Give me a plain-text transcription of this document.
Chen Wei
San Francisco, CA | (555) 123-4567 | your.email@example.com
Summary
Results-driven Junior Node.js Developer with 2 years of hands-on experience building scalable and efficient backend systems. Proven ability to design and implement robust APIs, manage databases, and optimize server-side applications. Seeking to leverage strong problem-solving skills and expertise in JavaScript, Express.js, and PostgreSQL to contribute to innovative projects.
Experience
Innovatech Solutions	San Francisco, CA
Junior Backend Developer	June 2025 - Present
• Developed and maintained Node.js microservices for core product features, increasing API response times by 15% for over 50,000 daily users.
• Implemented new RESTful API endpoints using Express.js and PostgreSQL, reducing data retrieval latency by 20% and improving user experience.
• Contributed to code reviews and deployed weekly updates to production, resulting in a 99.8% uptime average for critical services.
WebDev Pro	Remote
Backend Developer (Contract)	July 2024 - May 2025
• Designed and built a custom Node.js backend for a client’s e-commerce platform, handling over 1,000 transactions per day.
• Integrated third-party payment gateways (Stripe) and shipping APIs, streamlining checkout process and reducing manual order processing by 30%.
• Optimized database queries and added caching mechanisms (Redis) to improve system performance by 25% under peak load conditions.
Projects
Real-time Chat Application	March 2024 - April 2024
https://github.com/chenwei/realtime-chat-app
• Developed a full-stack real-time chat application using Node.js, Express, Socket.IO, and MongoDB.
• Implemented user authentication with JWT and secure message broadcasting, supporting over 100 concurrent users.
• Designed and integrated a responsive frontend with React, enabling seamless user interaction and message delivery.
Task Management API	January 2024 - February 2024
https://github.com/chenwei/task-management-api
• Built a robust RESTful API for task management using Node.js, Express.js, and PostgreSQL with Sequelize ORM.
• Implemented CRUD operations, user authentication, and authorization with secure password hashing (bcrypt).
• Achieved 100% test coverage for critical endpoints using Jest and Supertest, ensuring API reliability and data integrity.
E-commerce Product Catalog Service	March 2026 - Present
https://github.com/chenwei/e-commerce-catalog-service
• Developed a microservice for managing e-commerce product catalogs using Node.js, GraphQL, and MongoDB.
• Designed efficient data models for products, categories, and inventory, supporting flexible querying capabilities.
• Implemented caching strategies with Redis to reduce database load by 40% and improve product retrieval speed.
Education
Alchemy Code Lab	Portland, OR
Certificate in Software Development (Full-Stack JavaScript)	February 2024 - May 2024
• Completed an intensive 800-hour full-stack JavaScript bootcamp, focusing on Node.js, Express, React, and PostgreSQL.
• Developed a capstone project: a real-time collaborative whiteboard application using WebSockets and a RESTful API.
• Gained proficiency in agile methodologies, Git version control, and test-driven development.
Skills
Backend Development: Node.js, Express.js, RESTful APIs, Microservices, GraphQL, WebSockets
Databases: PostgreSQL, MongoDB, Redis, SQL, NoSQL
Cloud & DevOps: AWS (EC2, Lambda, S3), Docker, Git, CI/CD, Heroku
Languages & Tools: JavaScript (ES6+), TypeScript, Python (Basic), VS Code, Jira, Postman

· · · ·

- **Work to do**: Output all of the data above without any alteration.

- **Exercise result**:
Give me a plain-text transcription of this document.
Chen Wei
San Francisco, CA | (555) 123-4567 | your.email@example.com
Summary
Results-driven Junior Node.js Developer with 2 years of hands-on experience building scalable and efficient backend systems. Proven ability to design and implement robust APIs, manage databases, and optimize server-side applications. Seeking to leverage strong problem-solving skills and expertise in JavaScript, Express.js, and PostgreSQL to contribute to innovative projects.
Experience
Innovatech Solutions	San Francisco, CA
Junior Backend Developer	June 2025 - Present
• Developed and maintained Node.js microservices for core product features, increasing API response times by 15% for over 50,000 daily users.
• Implemented new RESTful API endpoints using Express.js and PostgreSQL, reducing data retrieval latency by 20% and improving user experience.
• Contributed to code reviews and deployed weekly updates to production, resulting in a 99.8% uptime average for critical services.
WebDev Pro	Remote
Backend Developer (Contract)	July 2024 - May 2025
• Designed and built a custom Node.js backend for a client’s e-commerce platform, handling over 1,000 transactions per day.
• Integrated third-party payment gateways (Stripe) and shipping APIs, streamlining checkout process and reducing manual order processing by 30%.
• Optimized database queries and added caching mechanisms (Redis) to improve system performance by 25% under peak load conditions.
Projects
Real-time Chat Application	March 2024 - April 2024
https://github.com/chenwei/realtime-chat-app
• Developed a full-stack real-time chat application using Node.js, Express, Socket.IO, and MongoDB.
• Implemented user authentication with JWT and secure message broadcasting, supporting over 100 concurrent users.
• Designed and integrated a responsive frontend with React, enabling seamless user interaction and message delivery.
Task Management API	January 2024 - February 2024
https://github.com/chenwei/task-management-api
• Built a robust RESTful API for task management using Node.js, Express.js, and PostgreSQL with Sequelize ORM.
• Implemented CRUD operations, user authentication, and authorization with secure password hashing (bcrypt).
• Achieved 100% test coverage for critical endpoints using Jest and Supertest, ensuring API reliability and data integrity.
E-commerce Product Catalog Service	March 2026 - Present
https://github.com/chenwei/e-commerce-catalog-service
• Developed a microservice for managing e-commerce product catalogs using Node.js, GraphQL, and MongoDB.
• Designed efficient data models for products, categories, and inventory, supporting flexible querying capabilities.
• Implemented caching strategies with Redis to reduce database load by 40% and improve product retrieval speed.
Education
Alchemy Code Lab	Portland, OR
Certificate in Software Development (Full-Stack JavaScript)	February 2024 - May 2024
• Completed an intensive 800-hour full-stack JavaScript bootcamp, focusing on Node.js, Express, React, and PostgreSQL.
• Developed a capstone project: a real-time collaborative whiteboard application using WebSockets and a RESTful API.
• Gained proficiency in agile methodologies, Git version control, and test-driven development.
Skills
Backend Development: Node.js, Express.js, RESTful APIs, Microservices, GraphQL, WebSockets
Databases: PostgreSQL, MongoDB, Redis, SQL, NoSQL
Cloud & DevOps: AWS (EC2, Lambda, S3), Docker, Git, CI/CD, Heroku
Languages & Tools: JavaScript (ES6+), TypeScript, Python (Basic), VS Code, Jira, Postman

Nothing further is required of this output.